Extracted data entries
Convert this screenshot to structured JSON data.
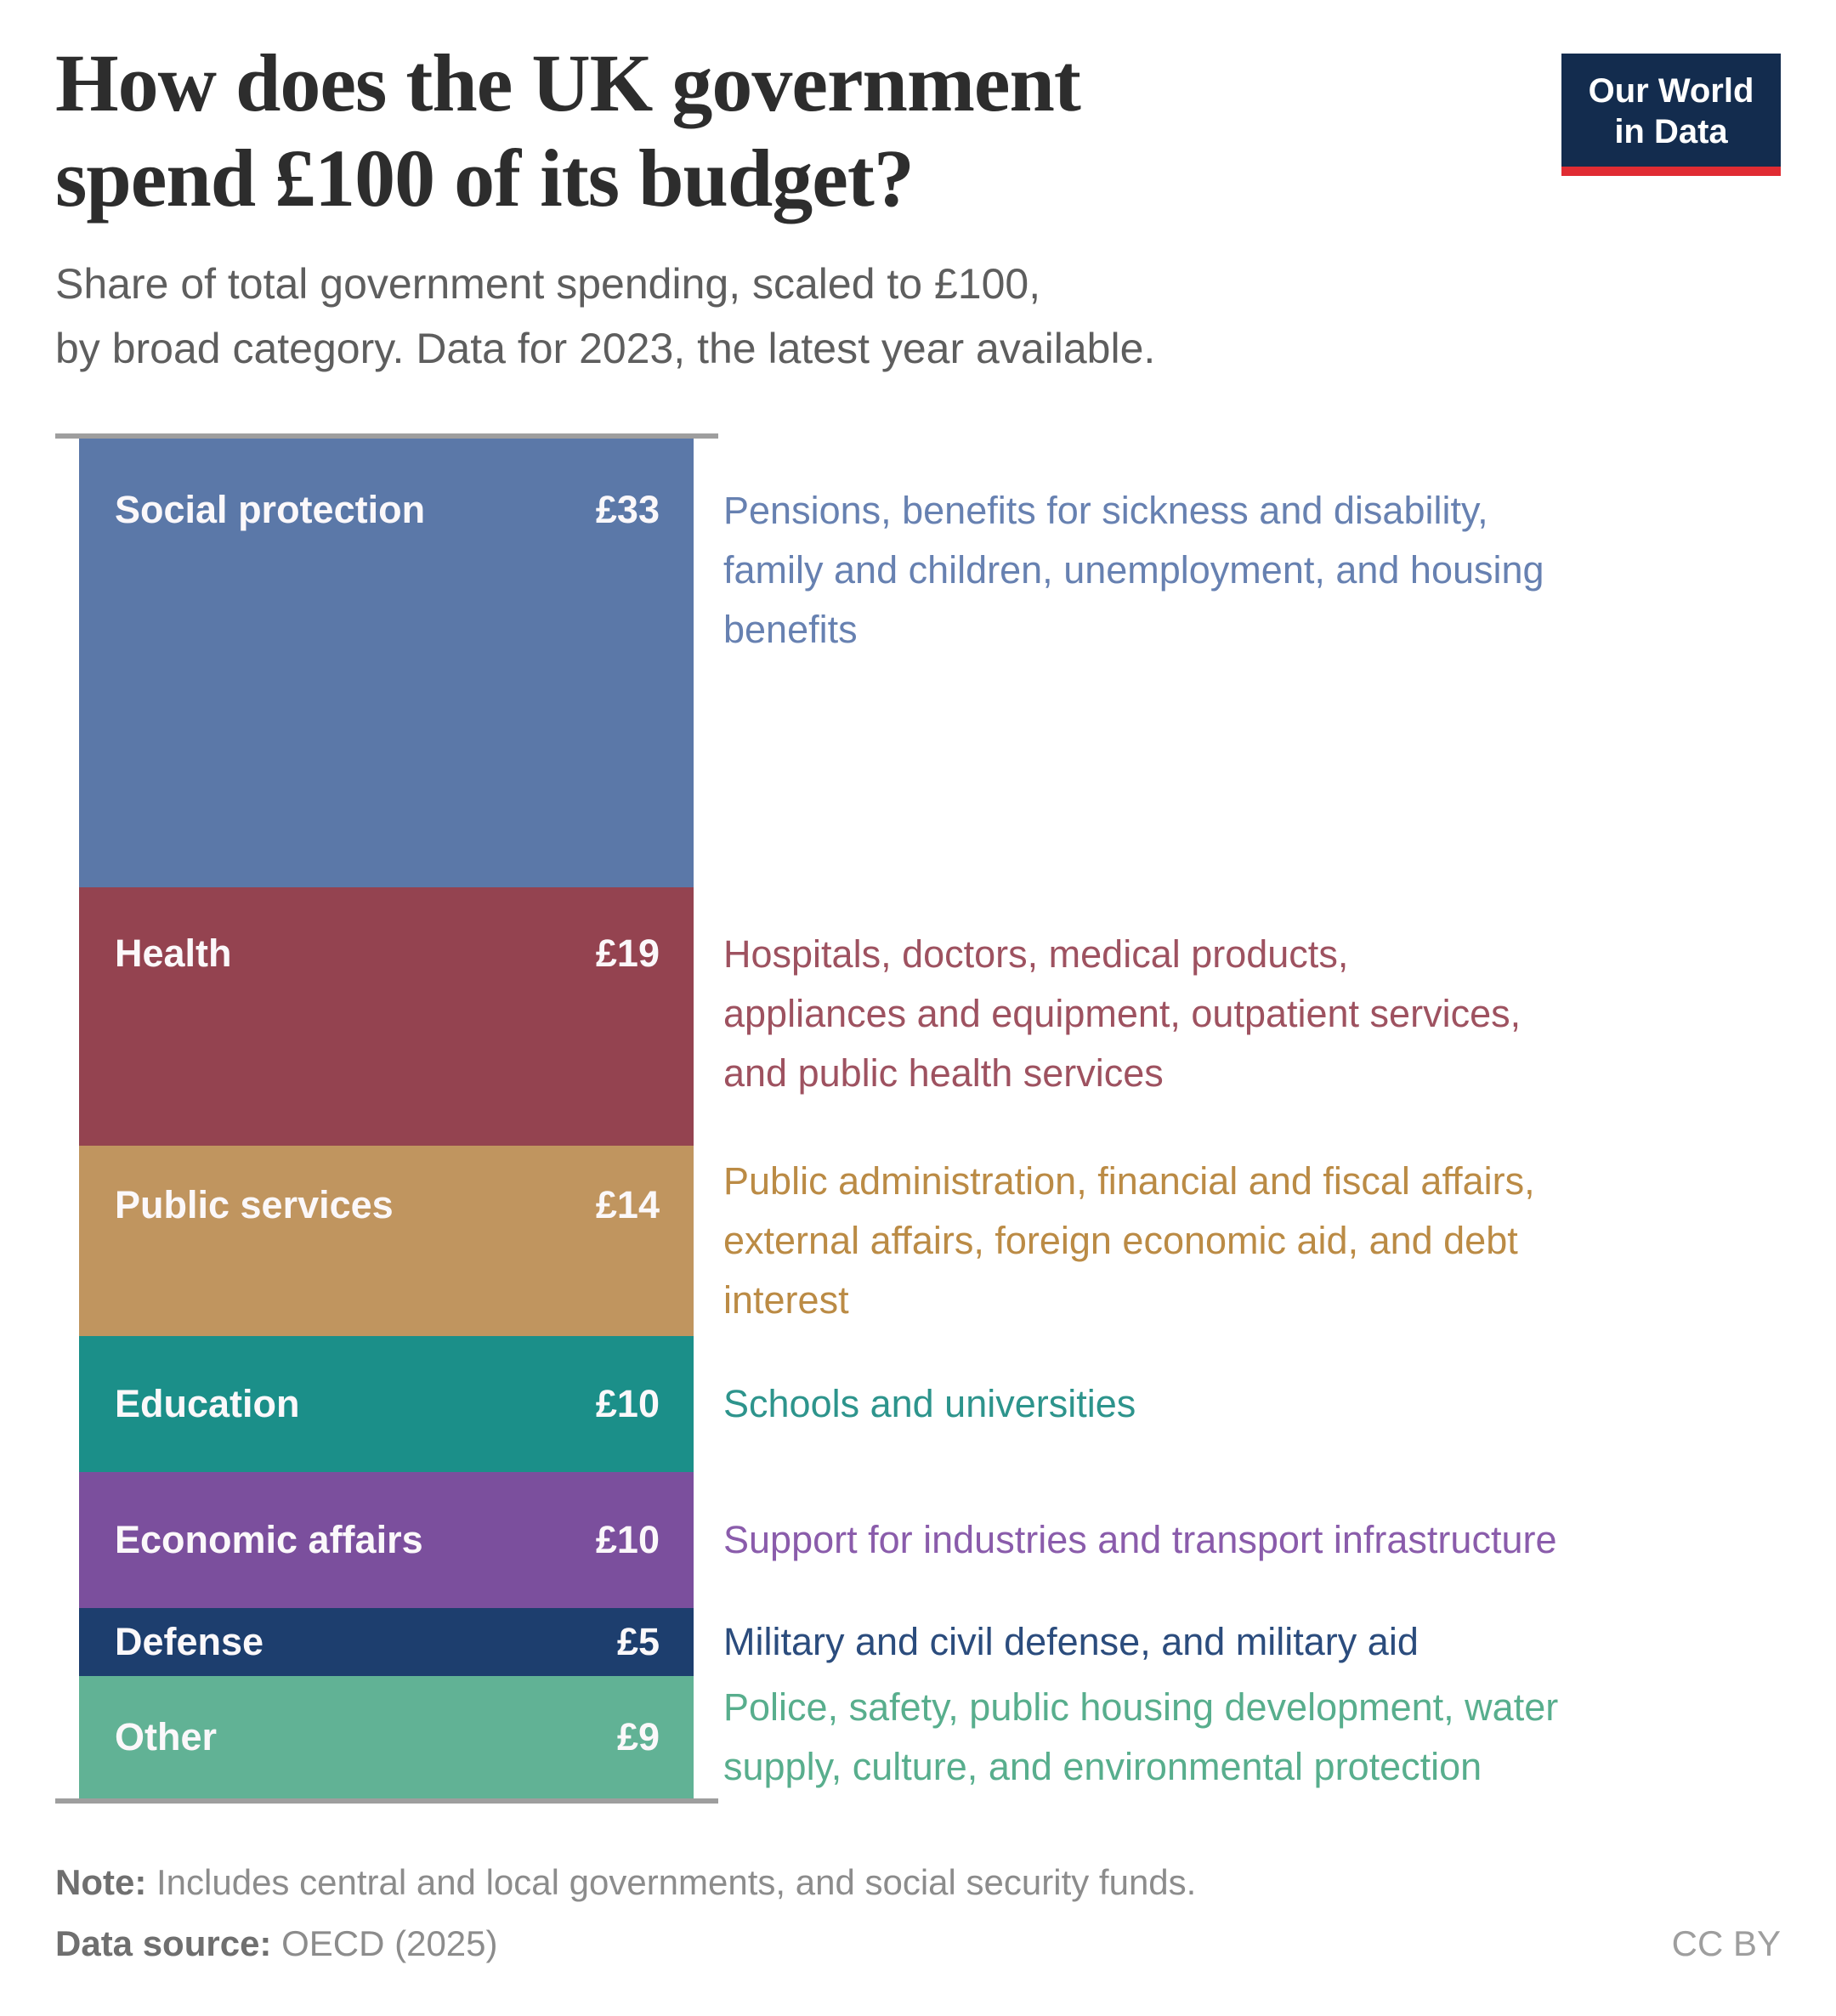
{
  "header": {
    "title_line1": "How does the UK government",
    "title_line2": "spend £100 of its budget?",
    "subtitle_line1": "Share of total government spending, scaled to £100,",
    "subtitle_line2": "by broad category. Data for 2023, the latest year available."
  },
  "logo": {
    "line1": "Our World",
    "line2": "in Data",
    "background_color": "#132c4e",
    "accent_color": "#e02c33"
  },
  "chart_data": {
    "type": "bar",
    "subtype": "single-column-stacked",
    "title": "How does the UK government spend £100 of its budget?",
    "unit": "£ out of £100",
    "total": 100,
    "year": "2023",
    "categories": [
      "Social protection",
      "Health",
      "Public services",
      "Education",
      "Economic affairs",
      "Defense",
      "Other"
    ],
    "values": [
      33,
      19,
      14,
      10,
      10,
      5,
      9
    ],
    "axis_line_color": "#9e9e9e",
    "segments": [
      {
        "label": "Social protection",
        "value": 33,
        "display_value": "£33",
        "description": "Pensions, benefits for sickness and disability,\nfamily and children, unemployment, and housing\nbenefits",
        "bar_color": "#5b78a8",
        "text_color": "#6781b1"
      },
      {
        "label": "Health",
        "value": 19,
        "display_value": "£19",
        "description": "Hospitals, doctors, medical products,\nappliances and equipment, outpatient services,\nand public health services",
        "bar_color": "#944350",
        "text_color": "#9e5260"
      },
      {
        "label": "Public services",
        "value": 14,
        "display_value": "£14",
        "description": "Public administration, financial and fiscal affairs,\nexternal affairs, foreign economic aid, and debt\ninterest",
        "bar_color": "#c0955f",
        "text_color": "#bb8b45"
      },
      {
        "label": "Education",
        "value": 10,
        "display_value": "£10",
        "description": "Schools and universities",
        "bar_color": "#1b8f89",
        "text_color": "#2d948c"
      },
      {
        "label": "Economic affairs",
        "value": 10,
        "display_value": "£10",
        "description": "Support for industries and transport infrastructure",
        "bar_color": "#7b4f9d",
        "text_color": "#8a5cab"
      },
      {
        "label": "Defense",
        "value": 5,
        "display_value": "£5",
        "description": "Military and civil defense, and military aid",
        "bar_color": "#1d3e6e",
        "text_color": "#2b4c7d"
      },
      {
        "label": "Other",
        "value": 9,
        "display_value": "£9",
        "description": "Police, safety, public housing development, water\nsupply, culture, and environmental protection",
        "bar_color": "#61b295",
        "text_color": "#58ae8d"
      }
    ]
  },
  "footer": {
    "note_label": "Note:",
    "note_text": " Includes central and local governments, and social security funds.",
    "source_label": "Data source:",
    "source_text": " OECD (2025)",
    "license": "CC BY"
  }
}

- [Challenge]: Output all of the data exactly as it stands, minus any images.

- [Answer to the exercise]:
Convert this screenshot to structured JSON data.
{
  "header": {
    "title_line1": "How does the UK government",
    "title_line2": "spend £100 of its budget?",
    "subtitle_line1": "Share of total government spending, scaled to £100,",
    "subtitle_line2": "by broad category. Data for 2023, the latest year available."
  },
  "logo": {
    "line1": "Our World",
    "line2": "in Data",
    "background_color": "#132c4e",
    "accent_color": "#e02c33"
  },
  "chart_data": {
    "type": "bar",
    "subtype": "single-column-stacked",
    "title": "How does the UK government spend £100 of its budget?",
    "unit": "£ out of £100",
    "total": 100,
    "year": "2023",
    "categories": [
      "Social protection",
      "Health",
      "Public services",
      "Education",
      "Economic affairs",
      "Defense",
      "Other"
    ],
    "values": [
      33,
      19,
      14,
      10,
      10,
      5,
      9
    ],
    "axis_line_color": "#9e9e9e",
    "segments": [
      {
        "label": "Social protection",
        "value": 33,
        "display_value": "£33",
        "description": "Pensions, benefits for sickness and disability,\nfamily and children, unemployment, and housing\nbenefits",
        "bar_color": "#5b78a8",
        "text_color": "#6781b1"
      },
      {
        "label": "Health",
        "value": 19,
        "display_value": "£19",
        "description": "Hospitals, doctors, medical products,\nappliances and equipment, outpatient services,\nand public health services",
        "bar_color": "#944350",
        "text_color": "#9e5260"
      },
      {
        "label": "Public services",
        "value": 14,
        "display_value": "£14",
        "description": "Public administration, financial and fiscal affairs,\nexternal affairs, foreign economic aid, and debt\ninterest",
        "bar_color": "#c0955f",
        "text_color": "#bb8b45"
      },
      {
        "label": "Education",
        "value": 10,
        "display_value": "£10",
        "description": "Schools and universities",
        "bar_color": "#1b8f89",
        "text_color": "#2d948c"
      },
      {
        "label": "Economic affairs",
        "value": 10,
        "display_value": "£10",
        "description": "Support for industries and transport infrastructure",
        "bar_color": "#7b4f9d",
        "text_color": "#8a5cab"
      },
      {
        "label": "Defense",
        "value": 5,
        "display_value": "£5",
        "description": "Military and civil defense, and military aid",
        "bar_color": "#1d3e6e",
        "text_color": "#2b4c7d"
      },
      {
        "label": "Other",
        "value": 9,
        "display_value": "£9",
        "description": "Police, safety, public housing development, water\nsupply, culture, and environmental protection",
        "bar_color": "#61b295",
        "text_color": "#58ae8d"
      }
    ]
  },
  "footer": {
    "note_label": "Note:",
    "note_text": " Includes central and local governments, and social security funds.",
    "source_label": "Data source:",
    "source_text": " OECD (2025)",
    "license": "CC BY"
  }
}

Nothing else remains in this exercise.